** start Data section **

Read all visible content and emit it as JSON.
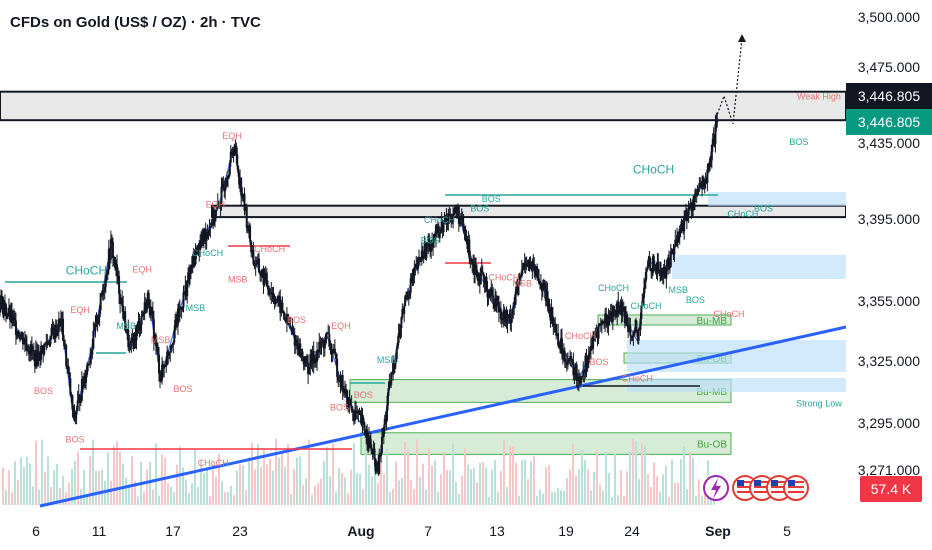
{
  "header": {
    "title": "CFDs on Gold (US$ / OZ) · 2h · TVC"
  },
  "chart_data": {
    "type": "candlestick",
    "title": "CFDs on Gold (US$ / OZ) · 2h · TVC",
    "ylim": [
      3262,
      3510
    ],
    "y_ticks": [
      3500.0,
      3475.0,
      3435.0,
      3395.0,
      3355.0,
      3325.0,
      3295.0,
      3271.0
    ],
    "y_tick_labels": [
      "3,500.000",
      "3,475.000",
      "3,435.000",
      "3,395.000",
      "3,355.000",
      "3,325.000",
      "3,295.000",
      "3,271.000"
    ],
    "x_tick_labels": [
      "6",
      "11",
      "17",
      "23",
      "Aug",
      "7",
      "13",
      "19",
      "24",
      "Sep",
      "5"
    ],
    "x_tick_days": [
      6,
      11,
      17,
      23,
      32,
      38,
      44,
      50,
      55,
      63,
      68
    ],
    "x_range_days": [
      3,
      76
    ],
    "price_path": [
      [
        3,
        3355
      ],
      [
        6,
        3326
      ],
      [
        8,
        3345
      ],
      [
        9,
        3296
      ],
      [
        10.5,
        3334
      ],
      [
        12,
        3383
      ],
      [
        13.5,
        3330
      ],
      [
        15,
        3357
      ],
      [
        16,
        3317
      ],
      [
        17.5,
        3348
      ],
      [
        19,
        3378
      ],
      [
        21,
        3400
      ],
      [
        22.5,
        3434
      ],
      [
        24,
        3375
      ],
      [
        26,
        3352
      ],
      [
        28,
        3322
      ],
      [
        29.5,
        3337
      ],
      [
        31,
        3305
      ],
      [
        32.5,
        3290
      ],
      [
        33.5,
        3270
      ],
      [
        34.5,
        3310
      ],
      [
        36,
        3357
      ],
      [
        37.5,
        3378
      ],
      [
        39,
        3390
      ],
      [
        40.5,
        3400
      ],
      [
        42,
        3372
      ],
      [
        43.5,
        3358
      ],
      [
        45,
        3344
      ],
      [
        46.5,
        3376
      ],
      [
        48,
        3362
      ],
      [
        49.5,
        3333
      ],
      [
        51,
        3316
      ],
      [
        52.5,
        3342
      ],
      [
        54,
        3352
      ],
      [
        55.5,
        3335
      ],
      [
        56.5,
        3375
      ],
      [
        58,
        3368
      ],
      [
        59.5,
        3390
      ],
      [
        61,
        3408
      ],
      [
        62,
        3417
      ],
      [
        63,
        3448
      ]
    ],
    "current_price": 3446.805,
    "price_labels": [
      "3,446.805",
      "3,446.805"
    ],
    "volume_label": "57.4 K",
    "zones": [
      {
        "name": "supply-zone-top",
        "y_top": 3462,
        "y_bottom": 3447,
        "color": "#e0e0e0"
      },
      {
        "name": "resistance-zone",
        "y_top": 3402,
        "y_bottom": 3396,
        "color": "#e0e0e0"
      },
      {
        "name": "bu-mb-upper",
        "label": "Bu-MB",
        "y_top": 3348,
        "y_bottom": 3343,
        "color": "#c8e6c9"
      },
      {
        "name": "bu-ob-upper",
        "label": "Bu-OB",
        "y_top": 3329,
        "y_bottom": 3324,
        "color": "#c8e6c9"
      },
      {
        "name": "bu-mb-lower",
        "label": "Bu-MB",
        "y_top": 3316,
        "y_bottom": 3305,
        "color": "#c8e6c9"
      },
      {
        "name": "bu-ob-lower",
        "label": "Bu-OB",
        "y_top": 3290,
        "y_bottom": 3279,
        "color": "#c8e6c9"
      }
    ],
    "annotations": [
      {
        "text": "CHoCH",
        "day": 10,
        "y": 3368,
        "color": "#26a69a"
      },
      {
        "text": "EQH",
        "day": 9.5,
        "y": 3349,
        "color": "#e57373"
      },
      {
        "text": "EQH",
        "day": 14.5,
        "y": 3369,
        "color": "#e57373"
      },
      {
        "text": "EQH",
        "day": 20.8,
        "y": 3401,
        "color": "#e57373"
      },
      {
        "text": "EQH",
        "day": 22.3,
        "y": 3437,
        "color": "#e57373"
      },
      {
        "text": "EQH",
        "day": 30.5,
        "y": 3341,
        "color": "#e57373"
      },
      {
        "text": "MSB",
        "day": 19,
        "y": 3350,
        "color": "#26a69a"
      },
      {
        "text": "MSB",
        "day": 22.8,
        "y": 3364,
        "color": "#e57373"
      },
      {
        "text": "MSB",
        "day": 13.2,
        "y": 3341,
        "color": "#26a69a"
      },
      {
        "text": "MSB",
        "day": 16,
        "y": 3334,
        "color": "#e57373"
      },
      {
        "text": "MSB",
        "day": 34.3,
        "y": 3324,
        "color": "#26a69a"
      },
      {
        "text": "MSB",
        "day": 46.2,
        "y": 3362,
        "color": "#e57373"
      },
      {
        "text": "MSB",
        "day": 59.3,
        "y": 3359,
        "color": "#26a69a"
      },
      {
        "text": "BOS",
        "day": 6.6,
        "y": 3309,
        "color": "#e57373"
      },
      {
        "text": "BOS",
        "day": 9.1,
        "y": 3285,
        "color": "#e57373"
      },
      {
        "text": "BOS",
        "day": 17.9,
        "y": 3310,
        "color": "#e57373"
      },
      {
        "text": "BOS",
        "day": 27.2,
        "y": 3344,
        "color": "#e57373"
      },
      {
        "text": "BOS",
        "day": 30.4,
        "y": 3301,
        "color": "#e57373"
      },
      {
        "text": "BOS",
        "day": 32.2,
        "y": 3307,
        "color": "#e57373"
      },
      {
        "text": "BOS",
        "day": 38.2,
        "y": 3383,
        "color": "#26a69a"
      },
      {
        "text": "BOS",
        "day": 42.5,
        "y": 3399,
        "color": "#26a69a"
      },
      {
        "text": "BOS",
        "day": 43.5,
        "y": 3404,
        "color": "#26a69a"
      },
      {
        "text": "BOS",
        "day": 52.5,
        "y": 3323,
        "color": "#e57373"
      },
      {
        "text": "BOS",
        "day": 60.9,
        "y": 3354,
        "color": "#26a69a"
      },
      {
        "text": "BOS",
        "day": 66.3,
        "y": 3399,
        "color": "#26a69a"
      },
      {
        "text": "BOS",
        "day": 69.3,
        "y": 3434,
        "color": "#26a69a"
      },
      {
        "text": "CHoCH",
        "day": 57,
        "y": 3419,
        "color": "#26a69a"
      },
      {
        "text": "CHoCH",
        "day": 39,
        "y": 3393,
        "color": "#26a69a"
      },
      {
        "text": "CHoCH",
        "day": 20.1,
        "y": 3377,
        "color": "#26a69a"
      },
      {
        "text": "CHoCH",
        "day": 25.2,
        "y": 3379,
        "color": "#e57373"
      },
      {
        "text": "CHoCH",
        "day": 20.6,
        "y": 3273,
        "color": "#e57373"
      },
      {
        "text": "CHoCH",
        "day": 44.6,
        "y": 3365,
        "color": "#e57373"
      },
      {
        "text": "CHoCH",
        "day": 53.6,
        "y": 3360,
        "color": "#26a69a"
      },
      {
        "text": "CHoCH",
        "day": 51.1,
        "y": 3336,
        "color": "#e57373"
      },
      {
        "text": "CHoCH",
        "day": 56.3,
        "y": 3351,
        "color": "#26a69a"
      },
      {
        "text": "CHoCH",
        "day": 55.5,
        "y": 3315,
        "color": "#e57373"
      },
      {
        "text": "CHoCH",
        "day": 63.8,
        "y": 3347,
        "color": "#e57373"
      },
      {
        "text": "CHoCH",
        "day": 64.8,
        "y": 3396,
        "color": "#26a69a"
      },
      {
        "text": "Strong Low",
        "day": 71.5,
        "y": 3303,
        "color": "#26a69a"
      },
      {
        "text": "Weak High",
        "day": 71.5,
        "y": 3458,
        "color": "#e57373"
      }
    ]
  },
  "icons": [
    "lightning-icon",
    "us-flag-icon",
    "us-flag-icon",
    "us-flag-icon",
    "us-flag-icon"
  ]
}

** end Data section **

Aim — For each line of the listing that holds the word "CFDs", show that line.

Answer for the task —
    "title": "CFDs on Gold (US$ / OZ) · 2h · TVC"
    "title": "CFDs on Gold (US$ / OZ) · 2h · TVC",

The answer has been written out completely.